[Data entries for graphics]
··········

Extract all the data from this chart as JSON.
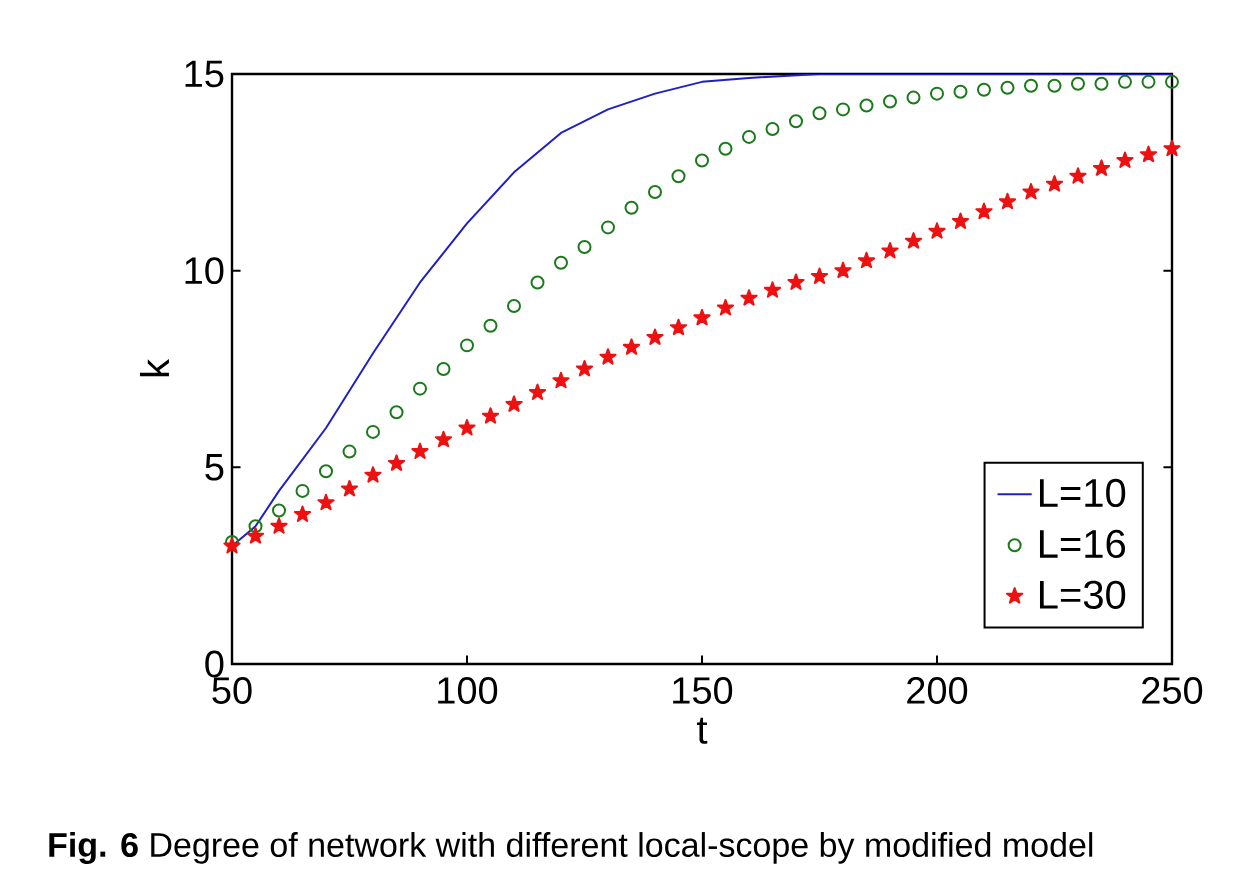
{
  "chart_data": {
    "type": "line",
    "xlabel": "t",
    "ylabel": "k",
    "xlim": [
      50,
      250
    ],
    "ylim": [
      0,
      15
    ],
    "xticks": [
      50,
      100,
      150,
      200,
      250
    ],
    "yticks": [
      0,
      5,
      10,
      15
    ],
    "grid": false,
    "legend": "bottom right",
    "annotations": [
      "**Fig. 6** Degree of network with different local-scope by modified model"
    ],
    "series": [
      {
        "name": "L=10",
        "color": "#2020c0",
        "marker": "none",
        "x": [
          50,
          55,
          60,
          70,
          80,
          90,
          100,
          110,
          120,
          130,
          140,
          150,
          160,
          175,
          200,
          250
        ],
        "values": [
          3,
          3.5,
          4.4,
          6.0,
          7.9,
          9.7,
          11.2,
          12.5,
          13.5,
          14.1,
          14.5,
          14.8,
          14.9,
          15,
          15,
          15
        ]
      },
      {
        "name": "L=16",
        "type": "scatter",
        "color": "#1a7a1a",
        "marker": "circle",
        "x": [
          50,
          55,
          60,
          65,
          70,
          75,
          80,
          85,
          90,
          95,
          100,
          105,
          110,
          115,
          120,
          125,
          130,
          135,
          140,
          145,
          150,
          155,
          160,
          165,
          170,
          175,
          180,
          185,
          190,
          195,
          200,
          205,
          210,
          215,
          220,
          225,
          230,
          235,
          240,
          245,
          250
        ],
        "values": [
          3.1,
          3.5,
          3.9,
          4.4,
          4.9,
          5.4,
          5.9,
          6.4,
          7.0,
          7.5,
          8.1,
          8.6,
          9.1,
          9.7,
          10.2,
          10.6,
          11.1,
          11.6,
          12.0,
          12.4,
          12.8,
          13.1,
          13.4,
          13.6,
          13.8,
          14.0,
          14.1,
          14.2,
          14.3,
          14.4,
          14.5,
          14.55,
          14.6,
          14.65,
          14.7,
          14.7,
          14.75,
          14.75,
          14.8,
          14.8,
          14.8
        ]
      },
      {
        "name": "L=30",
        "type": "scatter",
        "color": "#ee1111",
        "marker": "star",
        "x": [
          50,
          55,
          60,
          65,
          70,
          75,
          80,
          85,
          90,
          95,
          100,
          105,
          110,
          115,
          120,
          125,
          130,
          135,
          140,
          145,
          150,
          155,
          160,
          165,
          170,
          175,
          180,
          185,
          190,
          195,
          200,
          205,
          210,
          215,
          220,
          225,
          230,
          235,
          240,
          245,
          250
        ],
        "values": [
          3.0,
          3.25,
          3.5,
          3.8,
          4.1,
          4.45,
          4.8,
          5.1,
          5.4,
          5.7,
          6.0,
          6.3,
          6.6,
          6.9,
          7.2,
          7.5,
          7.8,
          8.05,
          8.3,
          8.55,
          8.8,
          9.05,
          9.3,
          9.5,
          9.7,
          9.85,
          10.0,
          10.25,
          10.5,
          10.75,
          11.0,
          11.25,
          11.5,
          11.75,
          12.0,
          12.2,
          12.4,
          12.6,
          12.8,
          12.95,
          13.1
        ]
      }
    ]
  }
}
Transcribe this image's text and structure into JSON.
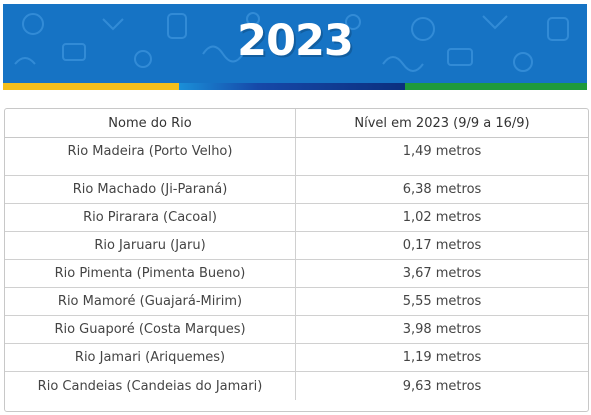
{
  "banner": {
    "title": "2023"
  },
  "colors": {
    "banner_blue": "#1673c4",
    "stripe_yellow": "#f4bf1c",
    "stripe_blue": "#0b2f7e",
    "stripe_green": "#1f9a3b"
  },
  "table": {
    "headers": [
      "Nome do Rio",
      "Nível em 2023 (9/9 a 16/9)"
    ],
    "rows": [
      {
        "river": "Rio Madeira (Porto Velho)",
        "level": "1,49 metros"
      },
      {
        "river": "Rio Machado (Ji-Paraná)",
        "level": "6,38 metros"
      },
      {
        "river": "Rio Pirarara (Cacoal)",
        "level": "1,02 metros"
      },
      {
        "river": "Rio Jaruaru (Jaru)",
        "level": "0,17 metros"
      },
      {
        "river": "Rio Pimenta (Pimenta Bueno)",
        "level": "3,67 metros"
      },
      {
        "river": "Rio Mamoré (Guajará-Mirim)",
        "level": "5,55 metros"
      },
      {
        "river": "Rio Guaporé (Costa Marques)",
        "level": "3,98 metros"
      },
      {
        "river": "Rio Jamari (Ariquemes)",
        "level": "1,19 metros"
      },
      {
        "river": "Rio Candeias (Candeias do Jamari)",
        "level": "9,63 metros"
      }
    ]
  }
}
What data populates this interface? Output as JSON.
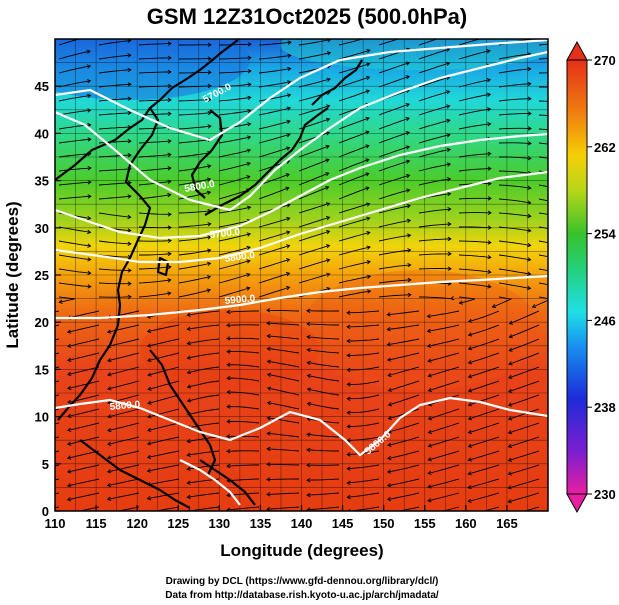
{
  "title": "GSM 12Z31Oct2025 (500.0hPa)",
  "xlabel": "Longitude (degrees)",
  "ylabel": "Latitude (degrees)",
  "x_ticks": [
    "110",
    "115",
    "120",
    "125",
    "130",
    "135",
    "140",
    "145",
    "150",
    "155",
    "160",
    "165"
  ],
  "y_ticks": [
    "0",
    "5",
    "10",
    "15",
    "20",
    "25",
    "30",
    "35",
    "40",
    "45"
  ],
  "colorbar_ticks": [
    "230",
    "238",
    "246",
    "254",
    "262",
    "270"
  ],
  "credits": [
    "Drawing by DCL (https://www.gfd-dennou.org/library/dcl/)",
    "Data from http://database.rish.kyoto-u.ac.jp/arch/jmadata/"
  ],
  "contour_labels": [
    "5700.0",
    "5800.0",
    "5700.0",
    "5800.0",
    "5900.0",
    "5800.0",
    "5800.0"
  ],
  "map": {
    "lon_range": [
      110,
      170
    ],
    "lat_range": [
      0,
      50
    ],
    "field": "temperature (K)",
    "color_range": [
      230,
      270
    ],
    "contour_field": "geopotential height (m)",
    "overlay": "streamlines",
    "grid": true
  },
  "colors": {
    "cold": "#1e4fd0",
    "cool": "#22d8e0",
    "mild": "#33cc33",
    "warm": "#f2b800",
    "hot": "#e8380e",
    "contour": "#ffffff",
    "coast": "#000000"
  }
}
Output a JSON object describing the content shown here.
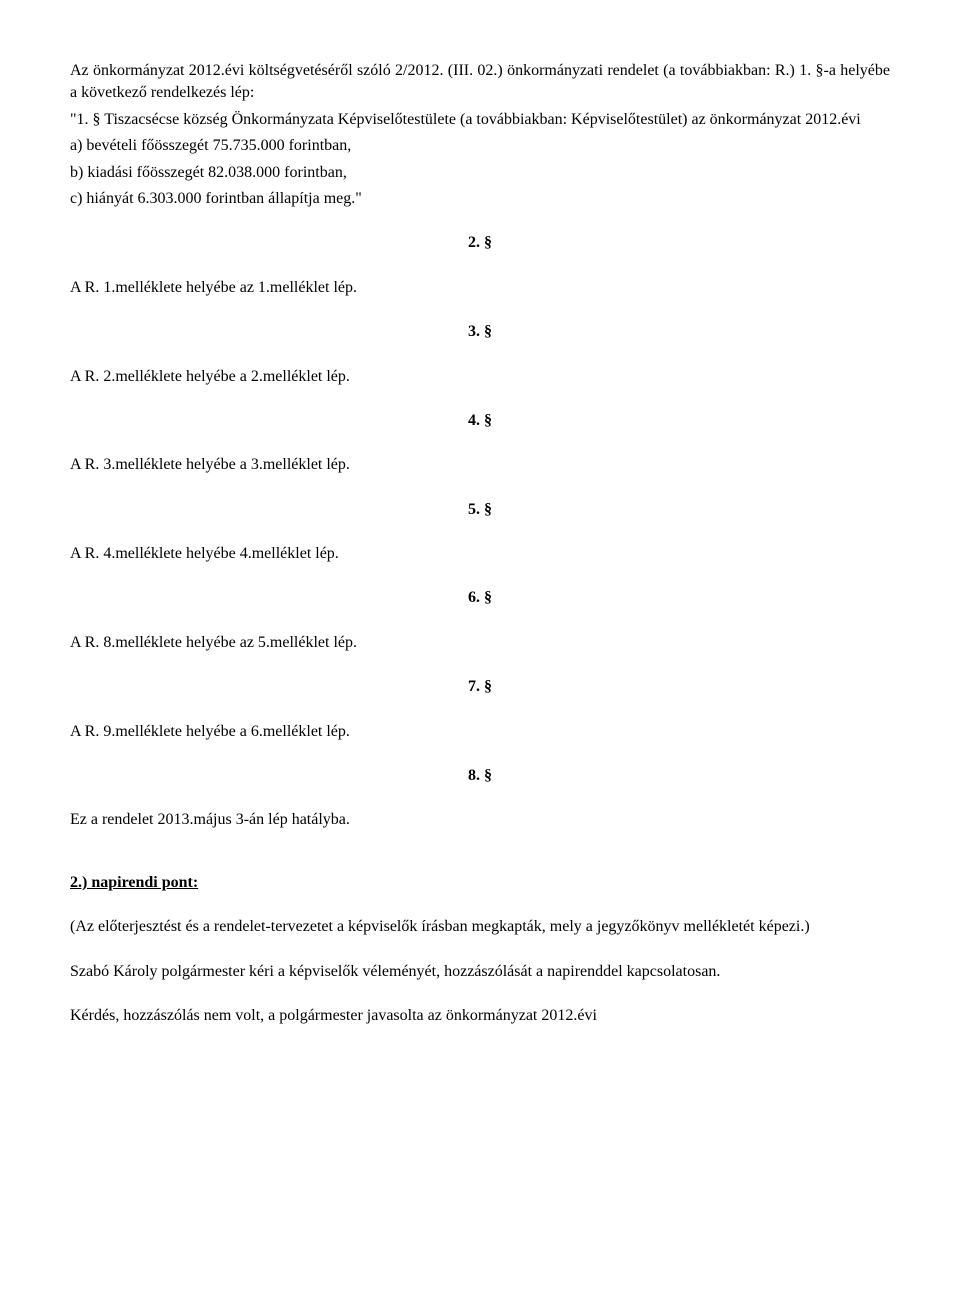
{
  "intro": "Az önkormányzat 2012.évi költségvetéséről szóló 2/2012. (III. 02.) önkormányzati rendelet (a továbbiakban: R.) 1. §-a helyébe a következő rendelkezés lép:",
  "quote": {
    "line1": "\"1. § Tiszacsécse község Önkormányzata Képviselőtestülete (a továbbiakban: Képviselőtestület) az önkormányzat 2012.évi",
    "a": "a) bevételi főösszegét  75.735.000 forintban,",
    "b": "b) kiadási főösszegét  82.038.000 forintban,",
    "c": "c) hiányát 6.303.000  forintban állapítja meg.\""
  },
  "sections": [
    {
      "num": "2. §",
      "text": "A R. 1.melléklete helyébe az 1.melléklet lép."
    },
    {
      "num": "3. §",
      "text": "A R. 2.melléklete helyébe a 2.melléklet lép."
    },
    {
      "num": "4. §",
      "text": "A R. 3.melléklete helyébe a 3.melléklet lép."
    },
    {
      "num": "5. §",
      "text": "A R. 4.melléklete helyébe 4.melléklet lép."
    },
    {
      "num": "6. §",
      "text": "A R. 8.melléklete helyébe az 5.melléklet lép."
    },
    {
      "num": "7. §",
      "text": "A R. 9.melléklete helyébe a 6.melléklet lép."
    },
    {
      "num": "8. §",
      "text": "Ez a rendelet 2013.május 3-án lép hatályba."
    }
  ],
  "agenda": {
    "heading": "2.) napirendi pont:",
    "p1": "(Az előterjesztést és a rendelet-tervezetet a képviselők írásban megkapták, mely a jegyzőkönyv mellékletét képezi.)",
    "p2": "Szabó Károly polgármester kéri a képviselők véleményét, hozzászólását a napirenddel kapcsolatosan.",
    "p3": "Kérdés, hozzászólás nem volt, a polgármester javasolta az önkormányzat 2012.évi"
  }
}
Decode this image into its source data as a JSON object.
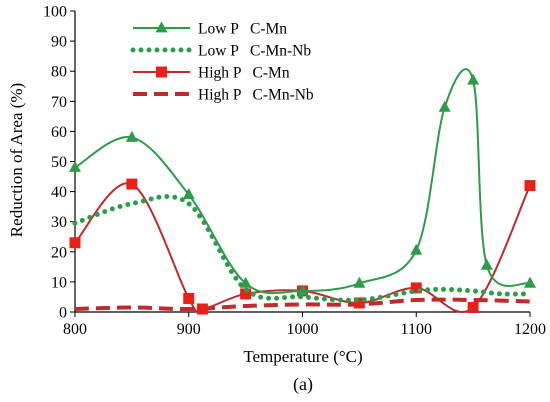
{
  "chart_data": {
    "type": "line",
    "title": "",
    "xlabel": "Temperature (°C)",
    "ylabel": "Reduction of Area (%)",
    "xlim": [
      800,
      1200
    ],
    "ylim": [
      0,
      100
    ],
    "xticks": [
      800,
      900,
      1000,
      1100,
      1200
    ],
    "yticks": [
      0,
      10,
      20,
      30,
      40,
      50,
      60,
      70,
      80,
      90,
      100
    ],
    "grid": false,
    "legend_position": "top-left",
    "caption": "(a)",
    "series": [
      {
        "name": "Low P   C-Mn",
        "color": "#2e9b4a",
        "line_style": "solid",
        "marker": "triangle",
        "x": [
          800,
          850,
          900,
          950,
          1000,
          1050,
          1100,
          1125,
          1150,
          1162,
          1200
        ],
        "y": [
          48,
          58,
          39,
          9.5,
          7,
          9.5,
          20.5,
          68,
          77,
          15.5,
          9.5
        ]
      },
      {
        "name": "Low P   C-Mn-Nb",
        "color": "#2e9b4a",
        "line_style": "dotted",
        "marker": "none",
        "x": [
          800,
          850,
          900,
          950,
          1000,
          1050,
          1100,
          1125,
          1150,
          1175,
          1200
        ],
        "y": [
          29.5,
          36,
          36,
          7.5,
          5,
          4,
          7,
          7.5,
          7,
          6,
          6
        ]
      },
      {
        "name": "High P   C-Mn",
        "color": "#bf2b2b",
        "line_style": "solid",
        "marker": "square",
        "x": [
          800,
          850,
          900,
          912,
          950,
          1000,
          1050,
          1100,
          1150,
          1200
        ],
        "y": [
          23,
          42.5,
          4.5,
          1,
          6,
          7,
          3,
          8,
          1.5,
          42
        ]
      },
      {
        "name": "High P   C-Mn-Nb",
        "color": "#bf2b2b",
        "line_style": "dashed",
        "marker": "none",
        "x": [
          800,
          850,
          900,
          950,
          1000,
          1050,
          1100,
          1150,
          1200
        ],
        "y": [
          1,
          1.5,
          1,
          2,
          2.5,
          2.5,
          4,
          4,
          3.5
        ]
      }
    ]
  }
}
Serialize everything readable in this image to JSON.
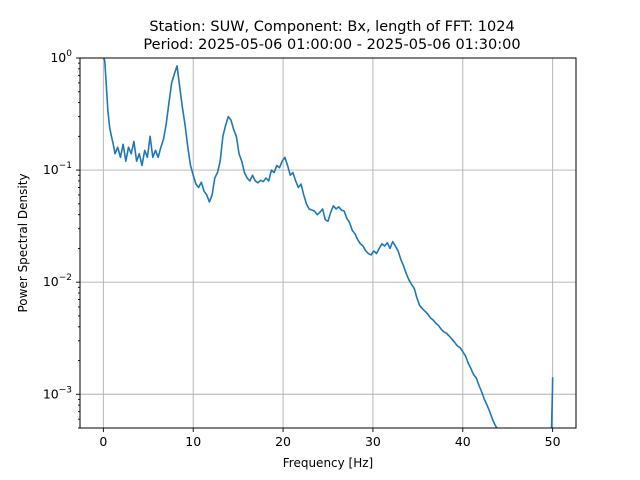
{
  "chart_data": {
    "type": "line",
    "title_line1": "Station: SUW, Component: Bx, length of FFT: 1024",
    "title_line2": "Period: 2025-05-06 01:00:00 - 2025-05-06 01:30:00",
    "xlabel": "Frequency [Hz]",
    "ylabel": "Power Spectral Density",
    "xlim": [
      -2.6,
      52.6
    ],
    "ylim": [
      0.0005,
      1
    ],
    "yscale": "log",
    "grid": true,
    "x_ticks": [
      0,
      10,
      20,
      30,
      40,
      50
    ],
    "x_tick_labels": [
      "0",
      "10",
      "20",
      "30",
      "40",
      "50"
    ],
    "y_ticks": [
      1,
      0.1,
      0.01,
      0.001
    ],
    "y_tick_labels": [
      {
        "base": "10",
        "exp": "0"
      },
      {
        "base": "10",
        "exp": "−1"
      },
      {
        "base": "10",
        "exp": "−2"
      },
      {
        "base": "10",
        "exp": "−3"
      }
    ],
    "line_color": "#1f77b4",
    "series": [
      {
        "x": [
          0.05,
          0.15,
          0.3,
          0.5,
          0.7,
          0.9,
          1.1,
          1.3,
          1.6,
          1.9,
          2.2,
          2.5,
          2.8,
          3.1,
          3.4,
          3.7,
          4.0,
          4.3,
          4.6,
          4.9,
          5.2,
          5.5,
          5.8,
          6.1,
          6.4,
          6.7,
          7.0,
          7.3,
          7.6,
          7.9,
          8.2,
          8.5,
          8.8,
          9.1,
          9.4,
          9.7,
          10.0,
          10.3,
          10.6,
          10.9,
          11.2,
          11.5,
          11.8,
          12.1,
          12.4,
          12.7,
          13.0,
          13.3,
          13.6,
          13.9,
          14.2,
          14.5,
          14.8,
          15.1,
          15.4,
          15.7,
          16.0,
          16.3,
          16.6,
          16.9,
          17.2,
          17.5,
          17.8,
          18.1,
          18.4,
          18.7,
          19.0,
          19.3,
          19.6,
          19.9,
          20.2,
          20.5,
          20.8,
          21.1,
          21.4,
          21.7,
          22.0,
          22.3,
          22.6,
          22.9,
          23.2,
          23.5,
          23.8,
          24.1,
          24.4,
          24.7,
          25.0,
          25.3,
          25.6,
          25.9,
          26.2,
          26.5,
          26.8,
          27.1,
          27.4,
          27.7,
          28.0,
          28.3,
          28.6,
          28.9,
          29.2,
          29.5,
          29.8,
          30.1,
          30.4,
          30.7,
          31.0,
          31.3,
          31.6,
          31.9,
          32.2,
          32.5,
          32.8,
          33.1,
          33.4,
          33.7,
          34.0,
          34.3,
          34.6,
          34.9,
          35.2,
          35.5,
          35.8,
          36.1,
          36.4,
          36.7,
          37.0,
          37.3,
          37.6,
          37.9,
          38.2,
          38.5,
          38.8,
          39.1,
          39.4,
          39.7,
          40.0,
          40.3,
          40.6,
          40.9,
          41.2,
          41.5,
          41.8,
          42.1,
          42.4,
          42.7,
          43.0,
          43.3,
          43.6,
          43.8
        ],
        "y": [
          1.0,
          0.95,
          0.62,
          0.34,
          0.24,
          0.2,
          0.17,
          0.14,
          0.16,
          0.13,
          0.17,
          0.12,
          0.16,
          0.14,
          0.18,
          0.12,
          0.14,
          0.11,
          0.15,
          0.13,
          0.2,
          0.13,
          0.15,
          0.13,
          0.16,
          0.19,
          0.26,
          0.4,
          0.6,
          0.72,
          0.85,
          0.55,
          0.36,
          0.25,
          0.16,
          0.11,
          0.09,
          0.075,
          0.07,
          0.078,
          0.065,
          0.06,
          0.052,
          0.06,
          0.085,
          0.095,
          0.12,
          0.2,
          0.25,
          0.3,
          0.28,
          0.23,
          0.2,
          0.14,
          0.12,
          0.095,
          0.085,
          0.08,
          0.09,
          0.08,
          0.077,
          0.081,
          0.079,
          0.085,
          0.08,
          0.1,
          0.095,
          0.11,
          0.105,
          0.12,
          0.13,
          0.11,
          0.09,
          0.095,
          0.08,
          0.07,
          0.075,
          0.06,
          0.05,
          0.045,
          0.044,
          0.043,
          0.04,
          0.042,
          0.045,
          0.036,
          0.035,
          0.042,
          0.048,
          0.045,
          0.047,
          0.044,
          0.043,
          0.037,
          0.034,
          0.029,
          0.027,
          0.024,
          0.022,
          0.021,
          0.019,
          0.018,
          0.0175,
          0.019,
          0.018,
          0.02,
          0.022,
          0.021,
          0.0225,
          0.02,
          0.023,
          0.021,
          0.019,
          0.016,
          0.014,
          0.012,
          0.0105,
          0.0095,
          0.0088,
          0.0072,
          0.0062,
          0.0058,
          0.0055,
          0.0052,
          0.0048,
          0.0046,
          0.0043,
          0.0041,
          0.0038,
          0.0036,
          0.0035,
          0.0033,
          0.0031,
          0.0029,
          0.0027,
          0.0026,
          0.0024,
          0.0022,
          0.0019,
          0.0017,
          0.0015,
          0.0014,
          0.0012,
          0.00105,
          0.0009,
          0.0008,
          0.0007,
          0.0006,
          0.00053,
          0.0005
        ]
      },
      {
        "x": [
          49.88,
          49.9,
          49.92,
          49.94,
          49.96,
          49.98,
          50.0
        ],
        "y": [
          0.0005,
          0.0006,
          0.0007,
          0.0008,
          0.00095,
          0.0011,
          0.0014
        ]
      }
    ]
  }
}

··········

» **Task to carry out**
Indicate how many lines of the material contain the string "xlabel", giving the number and nothing more.

» **Solution to this problem**
4